WHAT IS EXPECTED — Find the word "ylabel" in the records below. List each line containing it.
■ ■ ■ ■ ■
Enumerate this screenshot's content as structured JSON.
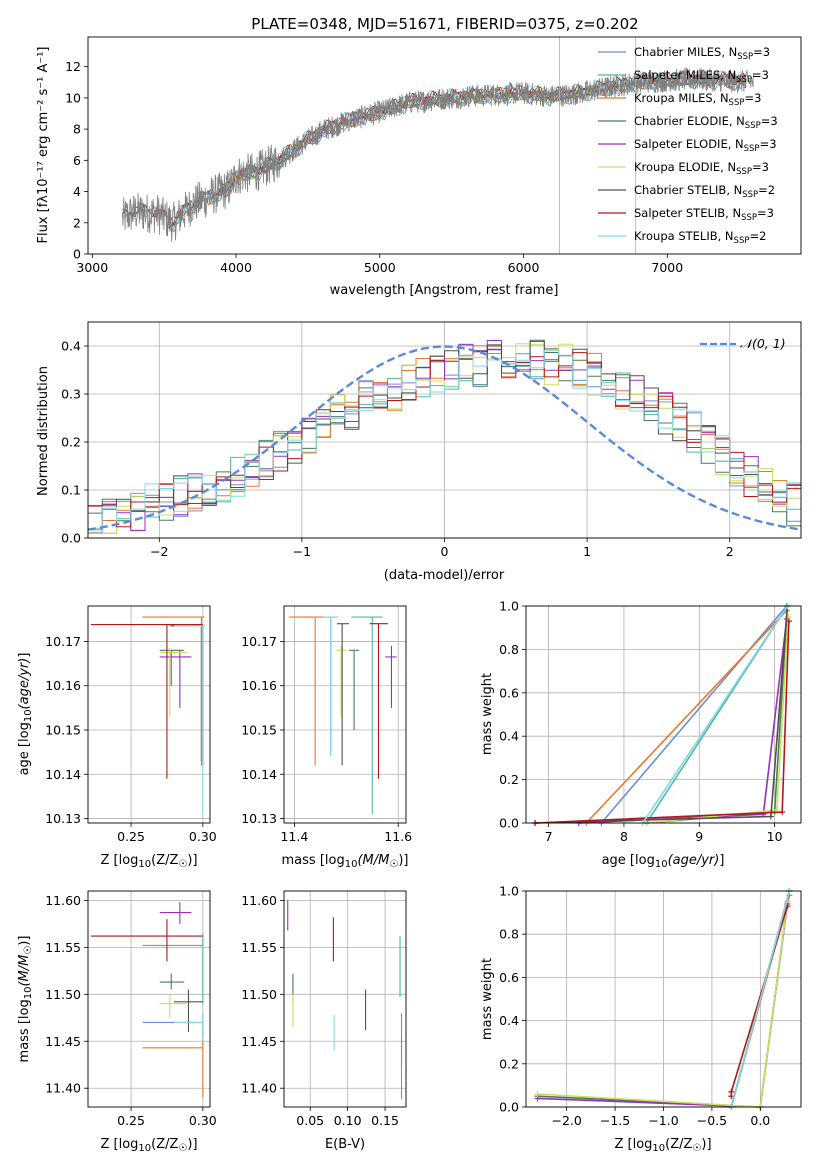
{
  "figure_title": "PLATE=0348, MJD=51671, FIBERID=0375, z=0.202",
  "colors": {
    "Chabrier MILES": "#6a8fd8",
    "Salpeter MILES": "#50b8a0",
    "Kroupa MILES": "#e8762a",
    "Chabrier ELODIE": "#4a7d55",
    "Salpeter ELODIE": "#9a2fbf",
    "Kroupa ELODIE": "#c8e05a",
    "Chabrier STELIB": "#505050",
    "Salpeter STELIB": "#b01818",
    "Kroupa STELIB": "#80d8e6",
    "data": "#808080",
    "normal": "#5b8ad8"
  },
  "chart_data": [
    {
      "type": "line",
      "name": "spectrum",
      "title": "PLATE=0348, MJD=51671, FIBERID=0375, z=0.202",
      "xlabel": "wavelength [Angstrom, rest frame]",
      "ylabel": "Flux [f",
      "xlim": [
        2970,
        7930
      ],
      "ylim": [
        0,
        13.9
      ],
      "xticks": [
        "3000",
        "4000",
        "5000",
        "6000",
        "7000"
      ],
      "yticks": [
        "0",
        "2",
        "4",
        "6",
        "8",
        "10",
        "12"
      ],
      "grid": false,
      "legend_position": "top-right",
      "legend": [
        {
          "series": "Chabrier MILES",
          "text": "Chabrier MILES, N",
          "n": "=3"
        },
        {
          "series": "Salpeter MILES",
          "text": "Salpeter MILES, N",
          "n": "=3"
        },
        {
          "series": "Kroupa MILES",
          "text": "Kroupa MILES, N",
          "n": "=3"
        },
        {
          "series": "Chabrier ELODIE",
          "text": "Chabrier ELODIE, N",
          "n": "=3"
        },
        {
          "series": "Salpeter ELODIE",
          "text": "Salpeter ELODIE, N",
          "n": "=3"
        },
        {
          "series": "Kroupa ELODIE",
          "text": "Kroupa ELODIE, N",
          "n": "=3"
        },
        {
          "series": "Chabrier STELIB",
          "text": "Chabrier STELIB, N",
          "n": "=2"
        },
        {
          "series": "Salpeter STELIB",
          "text": "Salpeter STELIB, N",
          "n": "=3"
        },
        {
          "series": "Kroupa STELIB",
          "text": "Kroupa STELIB, N",
          "n": "=2"
        }
      ],
      "continuum": {
        "x": [
          3210,
          3300,
          3450,
          3560,
          3700,
          3850,
          3950,
          4000,
          4150,
          4300,
          4450,
          4600,
          4800,
          5000,
          5200,
          5400,
          5600,
          5800,
          6000,
          6200,
          6400,
          6600,
          6800,
          7000,
          7200,
          7400,
          7600
        ],
        "y": [
          2.3,
          2.7,
          2.6,
          2.0,
          3.2,
          3.8,
          4.2,
          5.0,
          5.3,
          6.0,
          7.0,
          7.9,
          8.6,
          9.1,
          9.7,
          9.9,
          10.1,
          10.2,
          10.3,
          10.1,
          10.3,
          10.7,
          11.0,
          11.1,
          11.2,
          11.1,
          11.0
        ]
      }
    },
    {
      "type": "line",
      "name": "residual-histogram",
      "xlabel": "(data-model)/error",
      "ylabel": "Normed distribution",
      "xlim": [
        -2.5,
        2.5
      ],
      "ylim": [
        0,
        0.45
      ],
      "xticks": [
        "−2",
        "−1",
        "0",
        "1",
        "2"
      ],
      "yticks": [
        "0.0",
        "0.1",
        "0.2",
        "0.3",
        "0.4"
      ],
      "grid": true,
      "legend_position": "top-right",
      "legend_label": "𝒩(0, 1)",
      "bin_width": 0.1,
      "mean_profile": [
        0.03,
        0.04,
        0.05,
        0.06,
        0.07,
        0.08,
        0.09,
        0.1,
        0.11,
        0.12,
        0.13,
        0.14,
        0.16,
        0.18,
        0.2,
        0.22,
        0.24,
        0.26,
        0.27,
        0.29,
        0.3,
        0.31,
        0.32,
        0.33,
        0.34,
        0.35,
        0.36,
        0.36,
        0.37,
        0.37,
        0.37,
        0.37,
        0.36,
        0.36,
        0.35,
        0.34,
        0.33,
        0.31,
        0.3,
        0.28,
        0.26,
        0.24,
        0.22,
        0.2,
        0.17,
        0.15,
        0.13,
        0.11,
        0.09,
        0.07
      ]
    },
    {
      "type": "scatter",
      "name": "age-vs-Z",
      "xlabel": "Z [log",
      "ylabel": "age  [log",
      "xlim": [
        0.22,
        0.305
      ],
      "ylim": [
        10.129,
        10.178
      ],
      "xticks": [
        "0.25",
        "0.30"
      ],
      "yticks": [
        "10.13",
        "10.14",
        "10.15",
        "10.16",
        "10.17"
      ],
      "grid": true,
      "points": [
        {
          "series": "Chabrier MILES",
          "x": 0.299,
          "y": 10.1735,
          "xlo": 0.277,
          "xhi": 0.301,
          "ylo": 10.143,
          "yhi": 10.1735
        },
        {
          "series": "Salpeter MILES",
          "x": 0.299,
          "y": 10.1735,
          "xlo": 0.277,
          "xhi": 0.301,
          "ylo": 10.143,
          "yhi": 10.1735
        },
        {
          "series": "Kroupa MILES",
          "x": 0.299,
          "y": 10.1755,
          "xlo": 0.258,
          "xhi": 0.301,
          "ylo": 10.142,
          "yhi": 10.1755
        },
        {
          "series": "Chabrier ELODIE",
          "x": 0.278,
          "y": 10.168,
          "xlo": 0.27,
          "xhi": 0.287,
          "ylo": 10.16,
          "yhi": 10.168
        },
        {
          "series": "Salpeter ELODIE",
          "x": 0.284,
          "y": 10.1665,
          "xlo": 0.27,
          "xhi": 0.292,
          "ylo": 10.155,
          "yhi": 10.168
        },
        {
          "series": "Kroupa ELODIE",
          "x": 0.277,
          "y": 10.1675,
          "xlo": 0.27,
          "xhi": 0.289,
          "ylo": 10.153,
          "yhi": 10.1685
        },
        {
          "series": "Chabrier STELIB",
          "x": 0.3,
          "y": 10.1735,
          "xlo": 0.278,
          "xhi": 0.3,
          "ylo": 10.142,
          "yhi": 10.1735
        },
        {
          "series": "Salpeter STELIB",
          "x": 0.275,
          "y": 10.1738,
          "xlo": 0.222,
          "xhi": 0.3,
          "ylo": 10.139,
          "yhi": 10.1738
        },
        {
          "series": "Kroupa STELIB",
          "x": 0.3,
          "y": 10.1735,
          "xlo": 0.28,
          "xhi": 0.3,
          "ylo": 10.131,
          "yhi": 10.1735
        }
      ]
    },
    {
      "type": "scatter",
      "name": "age-vs-mass",
      "xlabel": "mass [log",
      "ylabel": "",
      "xlim": [
        11.38,
        11.615
      ],
      "ylim": [
        10.129,
        10.178
      ],
      "xticks": [
        "11.4",
        "11.6"
      ],
      "yticks": [
        "10.13",
        "10.14",
        "10.15",
        "10.16",
        "10.17"
      ],
      "grid": true,
      "points": [
        {
          "series": "Chabrier MILES",
          "x": 11.47,
          "y": 10.1755,
          "xlo": 11.46,
          "xhi": 11.48,
          "ylo": 10.145,
          "yhi": 10.1755
        },
        {
          "series": "Salpeter MILES",
          "x": 11.55,
          "y": 10.1755,
          "xlo": 11.51,
          "xhi": 11.57,
          "ylo": 10.131,
          "yhi": 10.1755
        },
        {
          "series": "Kroupa MILES",
          "x": 11.44,
          "y": 10.1755,
          "xlo": 11.39,
          "xhi": 11.46,
          "ylo": 10.142,
          "yhi": 10.1755
        },
        {
          "series": "Chabrier ELODIE",
          "x": 11.515,
          "y": 10.168,
          "xlo": 11.505,
          "xhi": 11.525,
          "ylo": 10.15,
          "yhi": 10.168
        },
        {
          "series": "Salpeter ELODIE",
          "x": 11.587,
          "y": 10.1665,
          "xlo": 11.575,
          "xhi": 11.597,
          "ylo": 10.155,
          "yhi": 10.169
        },
        {
          "series": "Kroupa ELODIE",
          "x": 11.49,
          "y": 10.168,
          "xlo": 11.48,
          "xhi": 11.5,
          "ylo": 10.153,
          "yhi": 10.169
        },
        {
          "series": "Chabrier STELIB",
          "x": 11.492,
          "y": 10.174,
          "xlo": 11.482,
          "xhi": 11.505,
          "ylo": 10.142,
          "yhi": 10.174
        },
        {
          "series": "Salpeter STELIB",
          "x": 11.562,
          "y": 10.174,
          "xlo": 11.545,
          "xhi": 11.58,
          "ylo": 10.139,
          "yhi": 10.174
        },
        {
          "series": "Kroupa STELIB",
          "x": 11.47,
          "y": 10.1755,
          "xlo": 11.455,
          "xhi": 11.485,
          "ylo": 10.144,
          "yhi": 10.1755
        }
      ]
    },
    {
      "type": "line",
      "name": "weight-vs-age",
      "xlabel": "age  [log",
      "ylabel": "mass weight",
      "xlim": [
        6.7,
        10.35
      ],
      "ylim": [
        0,
        1
      ],
      "xticks": [
        "7",
        "8",
        "9",
        "10"
      ],
      "yticks": [
        "0.0",
        "0.2",
        "0.4",
        "0.6",
        "0.8",
        "1.0"
      ],
      "grid": true,
      "series": [
        {
          "series": "Chabrier MILES",
          "x": [
            7.7,
            10.16
          ],
          "y": [
            0.0,
            1.0
          ]
        },
        {
          "series": "Salpeter MILES",
          "x": [
            8.3,
            10.17
          ],
          "y": [
            0.0,
            1.0
          ]
        },
        {
          "series": "Kroupa MILES",
          "x": [
            7.5,
            10.16
          ],
          "y": [
            0.0,
            0.98
          ]
        },
        {
          "series": "Chabrier ELODIE",
          "x": [
            8.3,
            10.0,
            10.17
          ],
          "y": [
            0.0,
            0.05,
            1.0
          ]
        },
        {
          "series": "Salpeter ELODIE",
          "x": [
            7.4,
            9.85,
            10.16
          ],
          "y": [
            0.0,
            0.04,
            0.94
          ]
        },
        {
          "series": "Kroupa ELODIE",
          "x": [
            8.3,
            10.03,
            10.18
          ],
          "y": [
            0.0,
            0.06,
            0.95
          ]
        },
        {
          "series": "Chabrier STELIB",
          "x": [
            6.82,
            9.95,
            10.17
          ],
          "y": [
            0.0,
            0.03,
            1.0
          ]
        },
        {
          "series": "Salpeter STELIB",
          "x": [
            6.82,
            10.1,
            10.19
          ],
          "y": [
            0.0,
            0.05,
            0.93
          ]
        },
        {
          "series": "Kroupa STELIB",
          "x": [
            8.25,
            10.17
          ],
          "y": [
            0.0,
            1.0
          ]
        }
      ]
    },
    {
      "type": "scatter",
      "name": "mass-vs-Z",
      "xlabel": "Z [log",
      "ylabel": "mass [log",
      "xlim": [
        0.22,
        0.305
      ],
      "ylim": [
        11.38,
        11.61
      ],
      "xticks": [
        "0.25",
        "0.30"
      ],
      "yticks": [
        "11.40",
        "11.45",
        "11.50",
        "11.55",
        "11.60"
      ],
      "grid": true,
      "points": [
        {
          "series": "Chabrier MILES",
          "x": 0.3,
          "y": 11.47,
          "xlo": 0.258,
          "xhi": 0.3,
          "ylo": 11.455,
          "yhi": 11.48
        },
        {
          "series": "Salpeter MILES",
          "x": 0.3,
          "y": 11.552,
          "xlo": 0.258,
          "xhi": 0.3,
          "ylo": 11.49,
          "yhi": 11.565
        },
        {
          "series": "Kroupa MILES",
          "x": 0.3,
          "y": 11.443,
          "xlo": 0.258,
          "xhi": 0.3,
          "ylo": 11.39,
          "yhi": 11.46
        },
        {
          "series": "Chabrier ELODIE",
          "x": 0.278,
          "y": 11.513,
          "xlo": 0.27,
          "xhi": 0.287,
          "ylo": 11.505,
          "yhi": 11.522
        },
        {
          "series": "Salpeter ELODIE",
          "x": 0.284,
          "y": 11.587,
          "xlo": 0.27,
          "xhi": 0.292,
          "ylo": 11.575,
          "yhi": 11.598
        },
        {
          "series": "Kroupa ELODIE",
          "x": 0.277,
          "y": 11.49,
          "xlo": 0.27,
          "xhi": 0.289,
          "ylo": 11.475,
          "yhi": 11.5
        },
        {
          "series": "Chabrier STELIB",
          "x": 0.29,
          "y": 11.492,
          "xlo": 0.28,
          "xhi": 0.3,
          "ylo": 11.46,
          "yhi": 11.505
        },
        {
          "series": "Salpeter STELIB",
          "x": 0.275,
          "y": 11.562,
          "xlo": 0.222,
          "xhi": 0.3,
          "ylo": 11.535,
          "yhi": 11.58
        },
        {
          "series": "Kroupa STELIB",
          "x": 0.3,
          "y": 11.47,
          "xlo": 0.28,
          "xhi": 0.3,
          "ylo": 11.45,
          "yhi": 11.48
        }
      ]
    },
    {
      "type": "scatter",
      "name": "mass-vs-EBV",
      "xlabel": "E(B-V)",
      "ylabel": "",
      "xlim": [
        0.015,
        0.178
      ],
      "ylim": [
        11.38,
        11.61
      ],
      "xticks": [
        "0.05",
        "0.10",
        "0.15"
      ],
      "yticks": [
        "11.40",
        "11.45",
        "11.50",
        "11.55",
        "11.60"
      ],
      "grid": true,
      "points": [
        {
          "series": "Chabrier MILES",
          "x": 0.172,
          "y": 11.455,
          "ylo": 11.423,
          "yhi": 11.48
        },
        {
          "series": "Salpeter MILES",
          "x": 0.17,
          "y": 11.535,
          "ylo": 11.497,
          "yhi": 11.562
        },
        {
          "series": "Kroupa MILES",
          "x": 0.172,
          "y": 11.42,
          "ylo": 11.388,
          "yhi": 11.455
        },
        {
          "series": "Chabrier ELODIE",
          "x": 0.027,
          "y": 11.507,
          "ylo": 11.492,
          "yhi": 11.522
        },
        {
          "series": "Salpeter ELODIE",
          "x": 0.02,
          "y": 11.585,
          "ylo": 11.568,
          "yhi": 11.6
        },
        {
          "series": "Kroupa ELODIE",
          "x": 0.027,
          "y": 11.483,
          "ylo": 11.465,
          "yhi": 11.5
        },
        {
          "series": "Chabrier STELIB",
          "x": 0.124,
          "y": 11.485,
          "ylo": 11.462,
          "yhi": 11.505
        },
        {
          "series": "Salpeter STELIB",
          "x": 0.081,
          "y": 11.557,
          "ylo": 11.535,
          "yhi": 11.582
        },
        {
          "series": "Kroupa STELIB",
          "x": 0.082,
          "y": 11.46,
          "ylo": 11.44,
          "yhi": 11.478
        }
      ]
    },
    {
      "type": "line",
      "name": "weight-vs-Z",
      "xlabel": "Z [log",
      "ylabel": "mass weight",
      "xlim": [
        -2.42,
        0.42
      ],
      "ylim": [
        0,
        1
      ],
      "xticks": [
        "−2.0",
        "−1.5",
        "−1.0",
        "−0.5",
        "0.0"
      ],
      "yticks": [
        "0.0",
        "0.2",
        "0.4",
        "0.6",
        "0.8",
        "1.0"
      ],
      "grid": true,
      "series": [
        {
          "series": "Chabrier MILES",
          "x": [
            -0.3,
            0.3
          ],
          "y": [
            0.0,
            1.0
          ]
        },
        {
          "series": "Salpeter MILES",
          "x": [
            -0.3,
            0.3
          ],
          "y": [
            0.0,
            1.0
          ]
        },
        {
          "series": "Kroupa MILES",
          "x": [
            -0.3,
            0.3
          ],
          "y": [
            0.0,
            0.98
          ]
        },
        {
          "series": "Chabrier ELODIE",
          "x": [
            -2.3,
            0.0,
            0.28
          ],
          "y": [
            0.05,
            0.0,
            0.95
          ]
        },
        {
          "series": "Salpeter ELODIE",
          "x": [
            -2.3,
            0.0,
            0.28
          ],
          "y": [
            0.04,
            0.0,
            0.94
          ]
        },
        {
          "series": "Kroupa ELODIE",
          "x": [
            -2.3,
            0.0,
            0.28
          ],
          "y": [
            0.06,
            0.0,
            0.95
          ]
        },
        {
          "series": "Chabrier STELIB",
          "x": [
            -0.3,
            0.3
          ],
          "y": [
            0.0,
            1.0
          ]
        },
        {
          "series": "Salpeter STELIB",
          "x": [
            -0.3,
            -0.3,
            0.28
          ],
          "y": [
            0.05,
            0.07,
            0.93
          ]
        },
        {
          "series": "Kroupa STELIB",
          "x": [
            -0.3,
            0.3
          ],
          "y": [
            0.0,
            1.0
          ]
        }
      ]
    }
  ]
}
■ ■ ■ ■ ■
REPLY TO THE EXERCISE —
      "ylabel": "Flux [f",
      "ylabel": "Normed distribution",
      "ylabel": "age  [log",
      "ylabel": "",
      "ylabel": "mass weight",
      "ylabel": "mass [log",
      "ylabel": "",
      "ylabel": "mass weight",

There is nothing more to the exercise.